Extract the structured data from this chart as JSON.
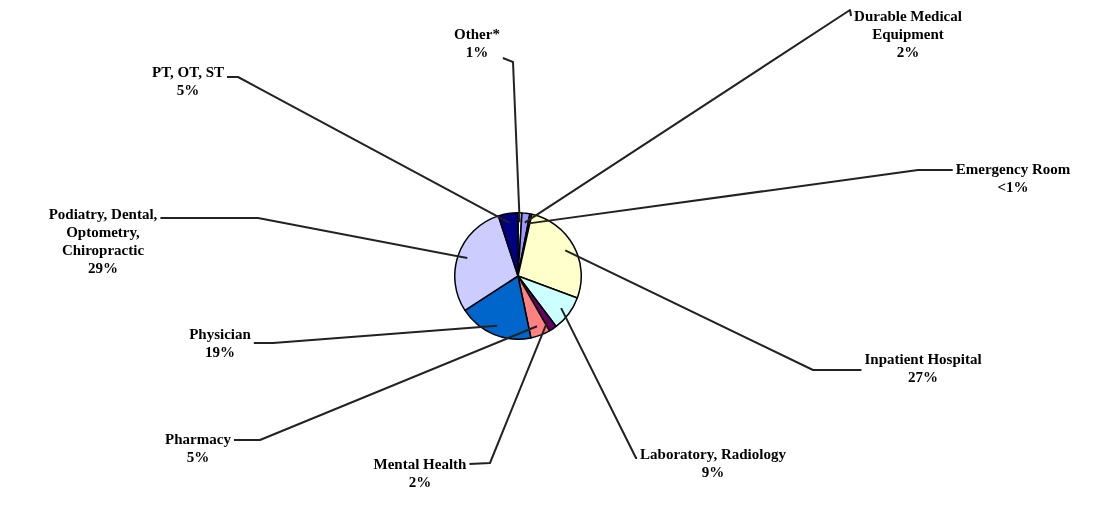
{
  "chart_data": {
    "type": "pie",
    "categories": [
      "Other*",
      "Durable Medical Equipment",
      "Emergency Room",
      "Inpatient Hospital",
      "Laboratory, Radiology",
      "Mental Health",
      "Pharmacy",
      "Physician",
      "Podiatry, Dental, Optometry, Chiropractic",
      "PT, OT, ST"
    ],
    "values": [
      1,
      2,
      0.5,
      27,
      9,
      2,
      5,
      19,
      29,
      5
    ],
    "value_labels": [
      "1%",
      "2%",
      "<1%",
      "27%",
      "9%",
      "2%",
      "5%",
      "19%",
      "29%",
      "5%"
    ],
    "colors": [
      "#ffffff",
      "#9999ff",
      "#993366",
      "#ffffcc",
      "#ccffff",
      "#660066",
      "#ff8080",
      "#0066cc",
      "#ccccff",
      "#000080"
    ],
    "legend": false
  }
}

TASK INSTRUCTIONS: Go through the listing above and write it all out exactly, leaving out any picture.

CORRECT RESULT:
Extract the structured data from this chart as JSON.
{
  "chart_data": {
    "type": "pie",
    "categories": [
      "Other*",
      "Durable Medical Equipment",
      "Emergency Room",
      "Inpatient Hospital",
      "Laboratory, Radiology",
      "Mental Health",
      "Pharmacy",
      "Physician",
      "Podiatry, Dental, Optometry, Chiropractic",
      "PT, OT, ST"
    ],
    "values": [
      1,
      2,
      0.5,
      27,
      9,
      2,
      5,
      19,
      29,
      5
    ],
    "value_labels": [
      "1%",
      "2%",
      "<1%",
      "27%",
      "9%",
      "2%",
      "5%",
      "19%",
      "29%",
      "5%"
    ],
    "colors": [
      "#ffffff",
      "#9999ff",
      "#993366",
      "#ffffcc",
      "#ccffff",
      "#660066",
      "#ff8080",
      "#0066cc",
      "#ccccff",
      "#000080"
    ],
    "legend": false
  }
}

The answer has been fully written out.